### Work to do
Gather every line holding the string "Performance".

-- Start Listed records --

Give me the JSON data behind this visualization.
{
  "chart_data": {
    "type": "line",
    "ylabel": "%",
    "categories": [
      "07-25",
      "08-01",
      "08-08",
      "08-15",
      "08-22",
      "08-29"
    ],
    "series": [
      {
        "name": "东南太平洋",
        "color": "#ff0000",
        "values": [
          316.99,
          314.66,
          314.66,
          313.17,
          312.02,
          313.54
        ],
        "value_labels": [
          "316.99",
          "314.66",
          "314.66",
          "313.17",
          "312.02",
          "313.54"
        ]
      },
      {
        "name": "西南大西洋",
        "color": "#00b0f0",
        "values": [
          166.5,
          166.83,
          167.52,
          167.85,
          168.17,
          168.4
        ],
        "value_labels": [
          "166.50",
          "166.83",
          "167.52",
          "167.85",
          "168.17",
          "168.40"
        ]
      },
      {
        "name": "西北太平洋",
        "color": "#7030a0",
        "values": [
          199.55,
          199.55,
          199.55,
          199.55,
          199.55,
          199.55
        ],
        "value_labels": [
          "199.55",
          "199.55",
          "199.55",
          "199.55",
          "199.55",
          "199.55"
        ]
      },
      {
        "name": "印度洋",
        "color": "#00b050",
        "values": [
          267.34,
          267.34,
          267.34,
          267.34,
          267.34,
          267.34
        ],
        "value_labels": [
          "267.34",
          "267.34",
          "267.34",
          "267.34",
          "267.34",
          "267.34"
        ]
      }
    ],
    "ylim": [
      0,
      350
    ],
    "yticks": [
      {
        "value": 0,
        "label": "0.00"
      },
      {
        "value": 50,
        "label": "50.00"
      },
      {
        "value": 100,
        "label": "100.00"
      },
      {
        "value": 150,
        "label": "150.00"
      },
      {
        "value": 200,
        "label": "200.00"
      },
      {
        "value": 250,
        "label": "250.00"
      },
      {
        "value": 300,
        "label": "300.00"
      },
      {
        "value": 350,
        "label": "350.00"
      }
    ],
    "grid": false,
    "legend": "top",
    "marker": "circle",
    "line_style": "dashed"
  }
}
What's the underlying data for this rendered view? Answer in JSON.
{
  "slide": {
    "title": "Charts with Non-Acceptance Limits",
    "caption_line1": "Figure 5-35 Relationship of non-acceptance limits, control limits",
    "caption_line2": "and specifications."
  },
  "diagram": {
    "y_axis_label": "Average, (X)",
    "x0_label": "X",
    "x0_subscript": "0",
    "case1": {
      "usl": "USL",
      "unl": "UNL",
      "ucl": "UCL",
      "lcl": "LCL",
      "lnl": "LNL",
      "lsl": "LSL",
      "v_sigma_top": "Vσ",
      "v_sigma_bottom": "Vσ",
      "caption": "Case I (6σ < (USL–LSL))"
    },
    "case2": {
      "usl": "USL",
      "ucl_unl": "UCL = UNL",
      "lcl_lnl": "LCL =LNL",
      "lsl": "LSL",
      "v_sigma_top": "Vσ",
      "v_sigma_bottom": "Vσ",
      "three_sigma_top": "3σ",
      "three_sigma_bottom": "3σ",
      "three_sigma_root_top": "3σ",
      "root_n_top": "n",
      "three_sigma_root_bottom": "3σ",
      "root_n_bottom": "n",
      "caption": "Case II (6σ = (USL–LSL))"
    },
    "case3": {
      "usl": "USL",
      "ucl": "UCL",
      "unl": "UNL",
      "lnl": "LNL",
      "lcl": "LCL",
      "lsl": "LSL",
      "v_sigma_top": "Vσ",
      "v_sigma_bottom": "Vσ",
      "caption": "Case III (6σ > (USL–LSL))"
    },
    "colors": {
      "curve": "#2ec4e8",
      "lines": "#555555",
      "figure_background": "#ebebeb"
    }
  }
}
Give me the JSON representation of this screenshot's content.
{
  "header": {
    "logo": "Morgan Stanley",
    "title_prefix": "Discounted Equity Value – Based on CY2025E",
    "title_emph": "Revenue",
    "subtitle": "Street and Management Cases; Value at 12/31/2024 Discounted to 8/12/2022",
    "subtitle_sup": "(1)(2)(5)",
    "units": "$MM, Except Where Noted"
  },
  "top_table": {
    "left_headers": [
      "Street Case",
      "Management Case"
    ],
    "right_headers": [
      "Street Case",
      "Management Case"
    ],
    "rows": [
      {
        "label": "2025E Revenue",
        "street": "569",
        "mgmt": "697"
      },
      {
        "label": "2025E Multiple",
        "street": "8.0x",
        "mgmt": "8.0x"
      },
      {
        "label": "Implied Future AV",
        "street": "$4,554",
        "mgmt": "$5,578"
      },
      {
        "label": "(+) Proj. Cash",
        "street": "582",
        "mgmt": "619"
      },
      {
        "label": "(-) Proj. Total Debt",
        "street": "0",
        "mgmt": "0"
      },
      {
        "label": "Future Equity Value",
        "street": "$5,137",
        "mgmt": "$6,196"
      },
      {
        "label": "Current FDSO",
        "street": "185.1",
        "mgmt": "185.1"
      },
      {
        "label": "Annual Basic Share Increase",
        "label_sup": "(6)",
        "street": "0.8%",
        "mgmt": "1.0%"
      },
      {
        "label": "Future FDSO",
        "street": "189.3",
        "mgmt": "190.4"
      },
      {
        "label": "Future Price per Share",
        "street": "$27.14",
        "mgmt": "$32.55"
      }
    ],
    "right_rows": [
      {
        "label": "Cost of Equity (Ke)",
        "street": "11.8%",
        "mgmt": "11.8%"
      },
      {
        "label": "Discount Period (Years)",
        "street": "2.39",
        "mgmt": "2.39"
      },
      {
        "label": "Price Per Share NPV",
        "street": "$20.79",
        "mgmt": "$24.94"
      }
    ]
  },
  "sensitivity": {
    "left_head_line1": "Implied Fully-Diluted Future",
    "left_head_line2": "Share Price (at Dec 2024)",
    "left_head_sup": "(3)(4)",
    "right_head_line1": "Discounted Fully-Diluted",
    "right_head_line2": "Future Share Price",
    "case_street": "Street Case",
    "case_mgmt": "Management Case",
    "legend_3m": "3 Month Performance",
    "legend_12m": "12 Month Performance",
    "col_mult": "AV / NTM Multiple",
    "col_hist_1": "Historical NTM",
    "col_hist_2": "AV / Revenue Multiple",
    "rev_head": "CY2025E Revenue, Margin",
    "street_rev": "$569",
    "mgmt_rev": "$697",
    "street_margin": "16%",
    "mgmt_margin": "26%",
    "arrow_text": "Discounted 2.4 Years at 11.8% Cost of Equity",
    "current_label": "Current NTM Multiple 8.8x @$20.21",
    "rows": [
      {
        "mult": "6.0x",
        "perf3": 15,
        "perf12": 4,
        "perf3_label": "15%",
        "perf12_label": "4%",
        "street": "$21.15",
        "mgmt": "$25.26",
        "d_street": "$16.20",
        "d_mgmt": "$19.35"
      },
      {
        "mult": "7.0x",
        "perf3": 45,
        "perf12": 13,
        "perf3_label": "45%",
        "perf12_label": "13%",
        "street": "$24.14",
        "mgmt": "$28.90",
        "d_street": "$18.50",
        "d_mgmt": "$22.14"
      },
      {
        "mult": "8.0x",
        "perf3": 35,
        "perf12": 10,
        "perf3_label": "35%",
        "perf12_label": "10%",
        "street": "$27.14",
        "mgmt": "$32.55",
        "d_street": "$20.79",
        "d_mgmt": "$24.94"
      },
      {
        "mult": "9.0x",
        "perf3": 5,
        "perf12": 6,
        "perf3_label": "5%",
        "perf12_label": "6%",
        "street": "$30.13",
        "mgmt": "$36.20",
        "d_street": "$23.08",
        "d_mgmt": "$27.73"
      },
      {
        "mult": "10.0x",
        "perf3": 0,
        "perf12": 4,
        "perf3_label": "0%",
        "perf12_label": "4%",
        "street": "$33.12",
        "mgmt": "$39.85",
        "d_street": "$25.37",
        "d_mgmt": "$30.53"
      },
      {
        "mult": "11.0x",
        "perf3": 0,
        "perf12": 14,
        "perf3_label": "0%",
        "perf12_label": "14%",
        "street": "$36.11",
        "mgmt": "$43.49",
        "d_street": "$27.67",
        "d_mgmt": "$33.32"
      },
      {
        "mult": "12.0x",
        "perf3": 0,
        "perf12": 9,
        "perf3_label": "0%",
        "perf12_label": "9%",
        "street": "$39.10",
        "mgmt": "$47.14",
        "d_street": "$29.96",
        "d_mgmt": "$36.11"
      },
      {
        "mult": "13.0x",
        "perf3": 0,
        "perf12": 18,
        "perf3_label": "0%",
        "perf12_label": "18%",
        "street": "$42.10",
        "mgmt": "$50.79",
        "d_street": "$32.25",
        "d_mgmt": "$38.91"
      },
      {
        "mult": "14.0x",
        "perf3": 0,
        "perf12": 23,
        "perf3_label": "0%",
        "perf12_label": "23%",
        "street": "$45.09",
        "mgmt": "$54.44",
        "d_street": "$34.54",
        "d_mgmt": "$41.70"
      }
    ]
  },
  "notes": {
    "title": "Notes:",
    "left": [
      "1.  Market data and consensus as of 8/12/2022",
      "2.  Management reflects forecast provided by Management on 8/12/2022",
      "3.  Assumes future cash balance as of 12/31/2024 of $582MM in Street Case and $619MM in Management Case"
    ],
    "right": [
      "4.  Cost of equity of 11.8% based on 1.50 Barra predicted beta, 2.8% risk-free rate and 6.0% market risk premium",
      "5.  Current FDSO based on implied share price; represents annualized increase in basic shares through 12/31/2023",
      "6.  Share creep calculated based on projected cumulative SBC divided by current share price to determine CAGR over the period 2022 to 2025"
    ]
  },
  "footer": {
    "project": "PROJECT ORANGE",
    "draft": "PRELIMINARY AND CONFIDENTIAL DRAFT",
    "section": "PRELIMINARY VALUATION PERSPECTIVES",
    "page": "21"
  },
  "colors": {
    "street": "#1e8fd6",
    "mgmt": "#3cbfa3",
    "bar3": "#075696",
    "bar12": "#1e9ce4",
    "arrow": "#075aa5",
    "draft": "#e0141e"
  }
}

-- End Listed records --

### Task response
    "legend_3m": "3 Month Performance",
    "legend_12m": "12 Month Performance",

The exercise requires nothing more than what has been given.